§ Exercise description: All of the data should be output character for character, except the pictures.
■ ■ ■ ■ ■
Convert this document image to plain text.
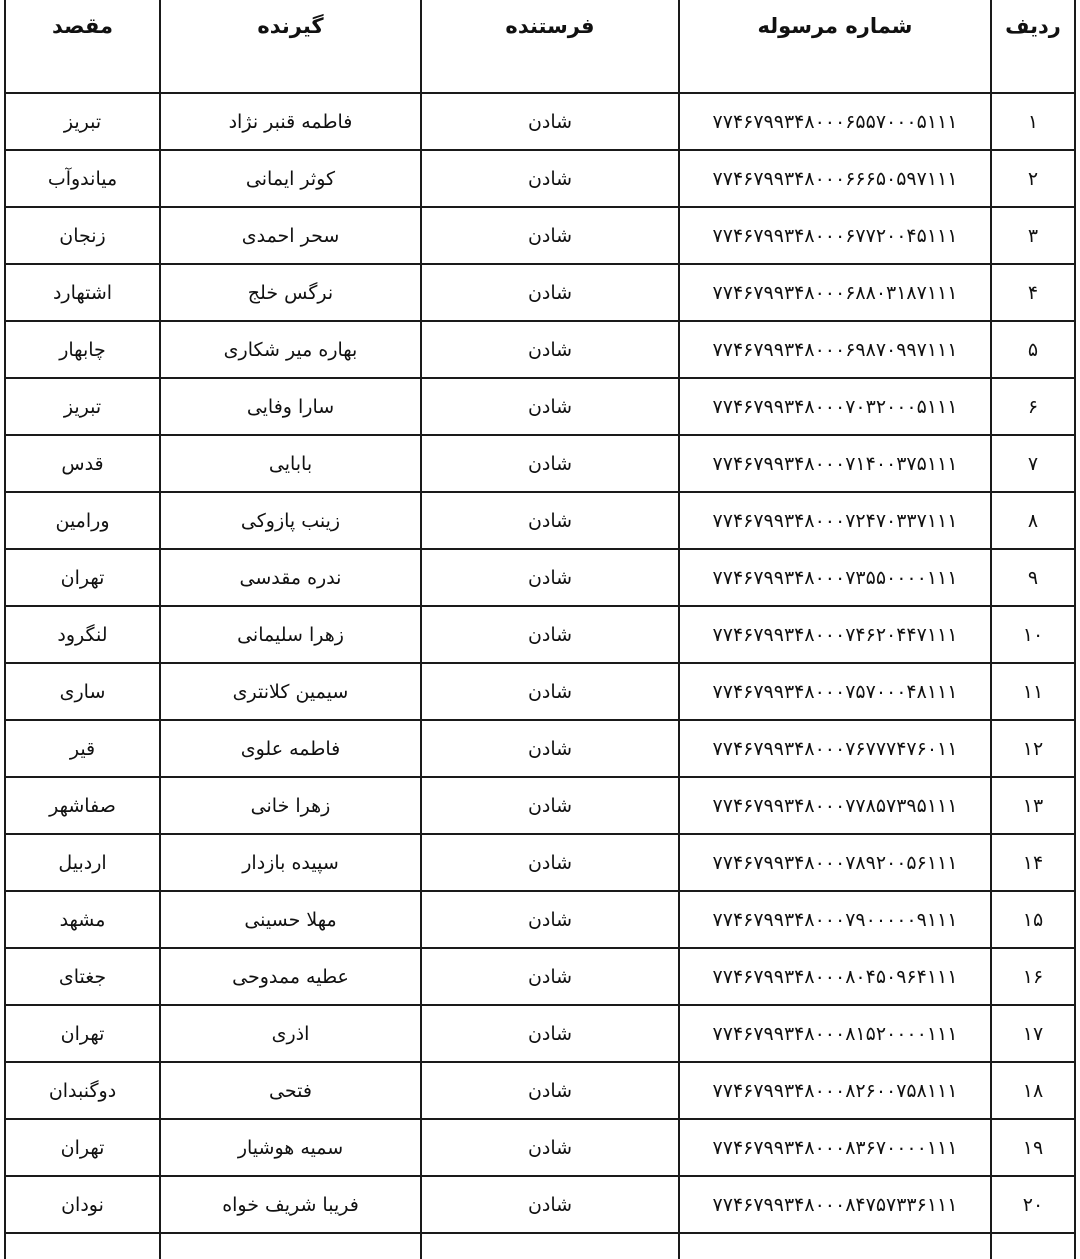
ردیف	شماره مرسوله	فرستنده	گیرنده	مقصد
۱	۷۷۴۶۷۹۹۳۴۸۰۰۰۶۵۵۷۰۰۰۵۱۱۱	شادن	فاطمه قنبر نژاد	تبریز
۲	۷۷۴۶۷۹۹۳۴۸۰۰۰۶۶۶۵۰۵۹۷۱۱۱	شادن	کوثر ایمانی	میاندوآب
۳	۷۷۴۶۷۹۹۳۴۸۰۰۰۶۷۷۲۰۰۴۵۱۱۱	شادن	سحر احمدی	زنجان
۴	۷۷۴۶۷۹۹۳۴۸۰۰۰۶۸۸۰۳۱۸۷۱۱۱	شادن	نرگس خلج	اشتهارد
۵	۷۷۴۶۷۹۹۳۴۸۰۰۰۶۹۸۷۰۹۹۷۱۱۱	شادن	بهاره میر شکاری	چابهار
۶	۷۷۴۶۷۹۹۳۴۸۰۰۰۷۰۳۲۰۰۰۵۱۱۱	شادن	سارا وفایی	تبریز
۷	۷۷۴۶۷۹۹۳۴۸۰۰۰۷۱۴۰۰۳۷۵۱۱۱	شادن	بابایی	قدس
۸	۷۷۴۶۷۹۹۳۴۸۰۰۰۷۲۴۷۰۳۳۷۱۱۱	شادن	زینب پازوکی	ورامین
۹	۷۷۴۶۷۹۹۳۴۸۰۰۰۷۳۵۵۰۰۰۰۱۱۱	شادن	ندره مقدسی	تهران
۱۰	۷۷۴۶۷۹۹۳۴۸۰۰۰۷۴۶۲۰۴۴۷۱۱۱	شادن	زهرا سلیمانی	لنگرود
۱۱	۷۷۴۶۷۹۹۳۴۸۰۰۰۷۵۷۰۰۰۴۸۱۱۱	شادن	سیمین کلانتری	ساری
۱۲	۷۷۴۶۷۹۹۳۴۸۰۰۰۷۶۷۷۷۴۷۶۰۱۱	شادن	فاطمه علوی	قیر
۱۳	۷۷۴۶۷۹۹۳۴۸۰۰۰۷۷۸۵۷۳۹۵۱۱۱	شادن	زهرا خانی	صفاشهر
۱۴	۷۷۴۶۷۹۹۳۴۸۰۰۰۷۸۹۲۰۰۵۶۱۱۱	شادن	سپیده بازدار	اردبیل
۱۵	۷۷۴۶۷۹۹۳۴۸۰۰۰۷۹۰۰۰۰۰۹۱۱۱	شادن	مهلا حسینی	مشهد
۱۶	۷۷۴۶۷۹۹۳۴۸۰۰۰۸۰۴۵۰۹۶۴۱۱۱	شادن	عطیه ممدوحی	جغتای
۱۷	۷۷۴۶۷۹۹۳۴۸۰۰۰۸۱۵۲۰۰۰۰۱۱۱	شادن	اذری	تهران
۱۸	۷۷۴۶۷۹۹۳۴۸۰۰۰۸۲۶۰۰۷۵۸۱۱۱	شادن	فتحی	دوگنبدان
۱۹	۷۷۴۶۷۹۹۳۴۸۰۰۰۸۳۶۷۰۰۰۰۱۱۱	شادن	سمیه هوشیار	تهران
۲۰	۷۷۴۶۷۹۹۳۴۸۰۰۰۸۴۷۵۷۳۳۶۱۱۱	شادن	فریبا شریف خواه	نودان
■ ■ ■ ■ ■
§ Output below:
Convert this document image to plain text.
ردیف	شماره مرسوله	فرستنده	گیرنده	مقصد
۱	۷۷۴۶۷۹۹۳۴۸۰۰۰۶۵۵۷۰۰۰۵۱۱۱	شادن	فاطمه قنبر نژاد	تبریز
۲	۷۷۴۶۷۹۹۳۴۸۰۰۰۶۶۶۵۰۵۹۷۱۱۱	شادن	کوثر ایمانی	میاندوآب
۳	۷۷۴۶۷۹۹۳۴۸۰۰۰۶۷۷۲۰۰۴۵۱۱۱	شادن	سحر احمدی	زنجان
۴	۷۷۴۶۷۹۹۳۴۸۰۰۰۶۸۸۰۳۱۸۷۱۱۱	شادن	نرگس خلج	اشتهارد
۵	۷۷۴۶۷۹۹۳۴۸۰۰۰۶۹۸۷۰۹۹۷۱۱۱	شادن	بهاره میر شکاری	چابهار
۶	۷۷۴۶۷۹۹۳۴۸۰۰۰۷۰۳۲۰۰۰۵۱۱۱	شادن	سارا وفایی	تبریز
۷	۷۷۴۶۷۹۹۳۴۸۰۰۰۷۱۴۰۰۳۷۵۱۱۱	شادن	بابایی	قدس
۸	۷۷۴۶۷۹۹۳۴۸۰۰۰۷۲۴۷۰۳۳۷۱۱۱	شادن	زینب پازوکی	ورامین
۹	۷۷۴۶۷۹۹۳۴۸۰۰۰۷۳۵۵۰۰۰۰۱۱۱	شادن	ندره مقدسی	تهران
۱۰	۷۷۴۶۷۹۹۳۴۸۰۰۰۷۴۶۲۰۴۴۷۱۱۱	شادن	زهرا سلیمانی	لنگرود
۱۱	۷۷۴۶۷۹۹۳۴۸۰۰۰۷۵۷۰۰۰۴۸۱۱۱	شادن	سیمین کلانتری	ساری
۱۲	۷۷۴۶۷۹۹۳۴۸۰۰۰۷۶۷۷۷۴۷۶۰۱۱	شادن	فاطمه علوی	قیر
۱۳	۷۷۴۶۷۹۹۳۴۸۰۰۰۷۷۸۵۷۳۹۵۱۱۱	شادن	زهرا خانی	صفاشهر
۱۴	۷۷۴۶۷۹۹۳۴۸۰۰۰۷۸۹۲۰۰۵۶۱۱۱	شادن	سپیده بازدار	اردبیل
۱۵	۷۷۴۶۷۹۹۳۴۸۰۰۰۷۹۰۰۰۰۰۹۱۱۱	شادن	مهلا حسینی	مشهد
۱۶	۷۷۴۶۷۹۹۳۴۸۰۰۰۸۰۴۵۰۹۶۴۱۱۱	شادن	عطیه ممدوحی	جغتای
۱۷	۷۷۴۶۷۹۹۳۴۸۰۰۰۸۱۵۲۰۰۰۰۱۱۱	شادن	اذری	تهران
۱۸	۷۷۴۶۷۹۹۳۴۸۰۰۰۸۲۶۰۰۷۵۸۱۱۱	شادن	فتحی	دوگنبدان
۱۹	۷۷۴۶۷۹۹۳۴۸۰۰۰۸۳۶۷۰۰۰۰۱۱۱	شادن	سمیه هوشیار	تهران
۲۰	۷۷۴۶۷۹۹۳۴۸۰۰۰۸۴۷۵۷۳۳۶۱۱۱	شادن	فریبا شریف خواه	نودان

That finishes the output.